Task description>
Return the listing below word for word.

Given data>
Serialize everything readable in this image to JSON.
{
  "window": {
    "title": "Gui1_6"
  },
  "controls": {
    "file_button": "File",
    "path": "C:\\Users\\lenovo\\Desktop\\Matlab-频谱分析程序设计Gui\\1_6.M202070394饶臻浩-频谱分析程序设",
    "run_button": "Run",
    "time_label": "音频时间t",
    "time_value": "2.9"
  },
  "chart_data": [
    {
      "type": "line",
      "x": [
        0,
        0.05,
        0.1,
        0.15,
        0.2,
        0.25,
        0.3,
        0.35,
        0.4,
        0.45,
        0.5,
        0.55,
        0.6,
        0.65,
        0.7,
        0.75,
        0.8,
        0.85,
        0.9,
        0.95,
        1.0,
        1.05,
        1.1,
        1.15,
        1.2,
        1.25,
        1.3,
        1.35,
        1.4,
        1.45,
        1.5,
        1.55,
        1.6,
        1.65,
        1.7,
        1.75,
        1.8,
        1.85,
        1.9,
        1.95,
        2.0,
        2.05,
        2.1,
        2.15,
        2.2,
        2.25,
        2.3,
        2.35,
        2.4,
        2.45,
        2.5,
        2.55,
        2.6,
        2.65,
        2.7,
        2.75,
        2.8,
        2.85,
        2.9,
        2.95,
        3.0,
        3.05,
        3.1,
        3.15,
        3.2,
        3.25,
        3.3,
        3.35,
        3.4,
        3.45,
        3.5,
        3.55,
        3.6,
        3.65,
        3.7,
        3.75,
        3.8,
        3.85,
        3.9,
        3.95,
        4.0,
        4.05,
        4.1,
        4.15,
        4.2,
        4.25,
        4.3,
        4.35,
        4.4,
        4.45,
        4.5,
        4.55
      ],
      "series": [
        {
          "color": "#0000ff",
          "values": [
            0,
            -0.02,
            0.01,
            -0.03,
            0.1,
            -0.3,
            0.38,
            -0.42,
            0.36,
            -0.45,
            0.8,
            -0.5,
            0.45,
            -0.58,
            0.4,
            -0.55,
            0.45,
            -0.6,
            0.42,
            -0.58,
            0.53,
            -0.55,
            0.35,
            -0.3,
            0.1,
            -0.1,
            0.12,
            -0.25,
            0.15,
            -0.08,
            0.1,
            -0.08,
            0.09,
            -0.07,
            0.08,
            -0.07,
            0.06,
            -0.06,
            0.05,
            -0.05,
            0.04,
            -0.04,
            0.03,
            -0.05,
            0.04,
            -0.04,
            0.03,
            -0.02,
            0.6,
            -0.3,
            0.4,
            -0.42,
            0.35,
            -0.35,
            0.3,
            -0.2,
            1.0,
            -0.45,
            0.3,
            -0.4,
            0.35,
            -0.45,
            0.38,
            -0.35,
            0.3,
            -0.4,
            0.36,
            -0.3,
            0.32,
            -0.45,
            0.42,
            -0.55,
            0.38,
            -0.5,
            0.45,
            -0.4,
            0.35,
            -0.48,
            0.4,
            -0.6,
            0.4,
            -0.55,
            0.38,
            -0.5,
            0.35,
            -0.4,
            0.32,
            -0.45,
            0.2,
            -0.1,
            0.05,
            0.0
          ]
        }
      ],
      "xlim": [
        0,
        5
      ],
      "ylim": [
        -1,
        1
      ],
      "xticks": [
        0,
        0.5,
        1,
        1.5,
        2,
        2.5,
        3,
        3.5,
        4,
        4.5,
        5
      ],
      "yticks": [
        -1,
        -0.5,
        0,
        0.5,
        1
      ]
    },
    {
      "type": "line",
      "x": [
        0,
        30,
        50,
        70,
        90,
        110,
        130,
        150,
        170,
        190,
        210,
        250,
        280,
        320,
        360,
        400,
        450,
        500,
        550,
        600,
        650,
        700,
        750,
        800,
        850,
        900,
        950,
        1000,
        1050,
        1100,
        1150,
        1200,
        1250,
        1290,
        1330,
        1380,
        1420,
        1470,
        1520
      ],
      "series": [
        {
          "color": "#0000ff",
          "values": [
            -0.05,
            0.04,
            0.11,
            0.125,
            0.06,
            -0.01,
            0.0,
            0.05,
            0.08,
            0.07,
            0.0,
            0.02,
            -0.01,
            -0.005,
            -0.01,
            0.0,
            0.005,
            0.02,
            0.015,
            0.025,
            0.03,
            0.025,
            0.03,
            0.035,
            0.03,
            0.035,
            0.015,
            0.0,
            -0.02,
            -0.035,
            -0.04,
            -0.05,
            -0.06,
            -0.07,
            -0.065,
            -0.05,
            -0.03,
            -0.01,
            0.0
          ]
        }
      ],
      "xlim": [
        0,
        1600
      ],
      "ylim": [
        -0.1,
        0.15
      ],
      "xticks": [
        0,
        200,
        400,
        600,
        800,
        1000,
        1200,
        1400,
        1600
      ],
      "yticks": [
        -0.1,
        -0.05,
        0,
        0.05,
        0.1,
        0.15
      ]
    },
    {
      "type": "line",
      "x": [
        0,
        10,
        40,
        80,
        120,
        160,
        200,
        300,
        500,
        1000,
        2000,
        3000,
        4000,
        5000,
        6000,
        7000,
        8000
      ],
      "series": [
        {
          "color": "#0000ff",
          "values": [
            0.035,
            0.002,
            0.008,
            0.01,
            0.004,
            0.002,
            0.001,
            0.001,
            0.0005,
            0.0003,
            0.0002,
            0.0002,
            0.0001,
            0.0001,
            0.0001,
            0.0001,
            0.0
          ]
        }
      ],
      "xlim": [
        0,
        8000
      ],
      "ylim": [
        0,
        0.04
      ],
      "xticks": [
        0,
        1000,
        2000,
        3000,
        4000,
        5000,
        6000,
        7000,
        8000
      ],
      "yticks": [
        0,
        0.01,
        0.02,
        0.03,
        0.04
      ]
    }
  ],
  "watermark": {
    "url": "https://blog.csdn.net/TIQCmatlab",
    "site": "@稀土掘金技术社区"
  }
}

Answer to this exercise>
Serialize everything readable in this image to JSON.
{
  "window": {
    "title": "Gui1_6"
  },
  "controls": {
    "file_button": "File",
    "path": "C:\\Users\\lenovo\\Desktop\\Matlab-频谱分析程序设计Gui\\1_6.M202070394饶臻浩-频谱分析程序设",
    "run_button": "Run",
    "time_label": "音频时间t",
    "time_value": "2.9"
  },
  "chart_data": [
    {
      "type": "line",
      "x": [
        0,
        0.05,
        0.1,
        0.15,
        0.2,
        0.25,
        0.3,
        0.35,
        0.4,
        0.45,
        0.5,
        0.55,
        0.6,
        0.65,
        0.7,
        0.75,
        0.8,
        0.85,
        0.9,
        0.95,
        1.0,
        1.05,
        1.1,
        1.15,
        1.2,
        1.25,
        1.3,
        1.35,
        1.4,
        1.45,
        1.5,
        1.55,
        1.6,
        1.65,
        1.7,
        1.75,
        1.8,
        1.85,
        1.9,
        1.95,
        2.0,
        2.05,
        2.1,
        2.15,
        2.2,
        2.25,
        2.3,
        2.35,
        2.4,
        2.45,
        2.5,
        2.55,
        2.6,
        2.65,
        2.7,
        2.75,
        2.8,
        2.85,
        2.9,
        2.95,
        3.0,
        3.05,
        3.1,
        3.15,
        3.2,
        3.25,
        3.3,
        3.35,
        3.4,
        3.45,
        3.5,
        3.55,
        3.6,
        3.65,
        3.7,
        3.75,
        3.8,
        3.85,
        3.9,
        3.95,
        4.0,
        4.05,
        4.1,
        4.15,
        4.2,
        4.25,
        4.3,
        4.35,
        4.4,
        4.45,
        4.5,
        4.55
      ],
      "series": [
        {
          "color": "#0000ff",
          "values": [
            0,
            -0.02,
            0.01,
            -0.03,
            0.1,
            -0.3,
            0.38,
            -0.42,
            0.36,
            -0.45,
            0.8,
            -0.5,
            0.45,
            -0.58,
            0.4,
            -0.55,
            0.45,
            -0.6,
            0.42,
            -0.58,
            0.53,
            -0.55,
            0.35,
            -0.3,
            0.1,
            -0.1,
            0.12,
            -0.25,
            0.15,
            -0.08,
            0.1,
            -0.08,
            0.09,
            -0.07,
            0.08,
            -0.07,
            0.06,
            -0.06,
            0.05,
            -0.05,
            0.04,
            -0.04,
            0.03,
            -0.05,
            0.04,
            -0.04,
            0.03,
            -0.02,
            0.6,
            -0.3,
            0.4,
            -0.42,
            0.35,
            -0.35,
            0.3,
            -0.2,
            1.0,
            -0.45,
            0.3,
            -0.4,
            0.35,
            -0.45,
            0.38,
            -0.35,
            0.3,
            -0.4,
            0.36,
            -0.3,
            0.32,
            -0.45,
            0.42,
            -0.55,
            0.38,
            -0.5,
            0.45,
            -0.4,
            0.35,
            -0.48,
            0.4,
            -0.6,
            0.4,
            -0.55,
            0.38,
            -0.5,
            0.35,
            -0.4,
            0.32,
            -0.45,
            0.2,
            -0.1,
            0.05,
            0.0
          ]
        }
      ],
      "xlim": [
        0,
        5
      ],
      "ylim": [
        -1,
        1
      ],
      "xticks": [
        0,
        0.5,
        1,
        1.5,
        2,
        2.5,
        3,
        3.5,
        4,
        4.5,
        5
      ],
      "yticks": [
        -1,
        -0.5,
        0,
        0.5,
        1
      ]
    },
    {
      "type": "line",
      "x": [
        0,
        30,
        50,
        70,
        90,
        110,
        130,
        150,
        170,
        190,
        210,
        250,
        280,
        320,
        360,
        400,
        450,
        500,
        550,
        600,
        650,
        700,
        750,
        800,
        850,
        900,
        950,
        1000,
        1050,
        1100,
        1150,
        1200,
        1250,
        1290,
        1330,
        1380,
        1420,
        1470,
        1520
      ],
      "series": [
        {
          "color": "#0000ff",
          "values": [
            -0.05,
            0.04,
            0.11,
            0.125,
            0.06,
            -0.01,
            0.0,
            0.05,
            0.08,
            0.07,
            0.0,
            0.02,
            -0.01,
            -0.005,
            -0.01,
            0.0,
            0.005,
            0.02,
            0.015,
            0.025,
            0.03,
            0.025,
            0.03,
            0.035,
            0.03,
            0.035,
            0.015,
            0.0,
            -0.02,
            -0.035,
            -0.04,
            -0.05,
            -0.06,
            -0.07,
            -0.065,
            -0.05,
            -0.03,
            -0.01,
            0.0
          ]
        }
      ],
      "xlim": [
        0,
        1600
      ],
      "ylim": [
        -0.1,
        0.15
      ],
      "xticks": [
        0,
        200,
        400,
        600,
        800,
        1000,
        1200,
        1400,
        1600
      ],
      "yticks": [
        -0.1,
        -0.05,
        0,
        0.05,
        0.1,
        0.15
      ]
    },
    {
      "type": "line",
      "x": [
        0,
        10,
        40,
        80,
        120,
        160,
        200,
        300,
        500,
        1000,
        2000,
        3000,
        4000,
        5000,
        6000,
        7000,
        8000
      ],
      "series": [
        {
          "color": "#0000ff",
          "values": [
            0.035,
            0.002,
            0.008,
            0.01,
            0.004,
            0.002,
            0.001,
            0.001,
            0.0005,
            0.0003,
            0.0002,
            0.0002,
            0.0001,
            0.0001,
            0.0001,
            0.0001,
            0.0
          ]
        }
      ],
      "xlim": [
        0,
        8000
      ],
      "ylim": [
        0,
        0.04
      ],
      "xticks": [
        0,
        1000,
        2000,
        3000,
        4000,
        5000,
        6000,
        7000,
        8000
      ],
      "yticks": [
        0,
        0.01,
        0.02,
        0.03,
        0.04
      ]
    }
  ],
  "watermark": {
    "url": "https://blog.csdn.net/TIQCmatlab",
    "site": "@稀土掘金技术社区"
  }
}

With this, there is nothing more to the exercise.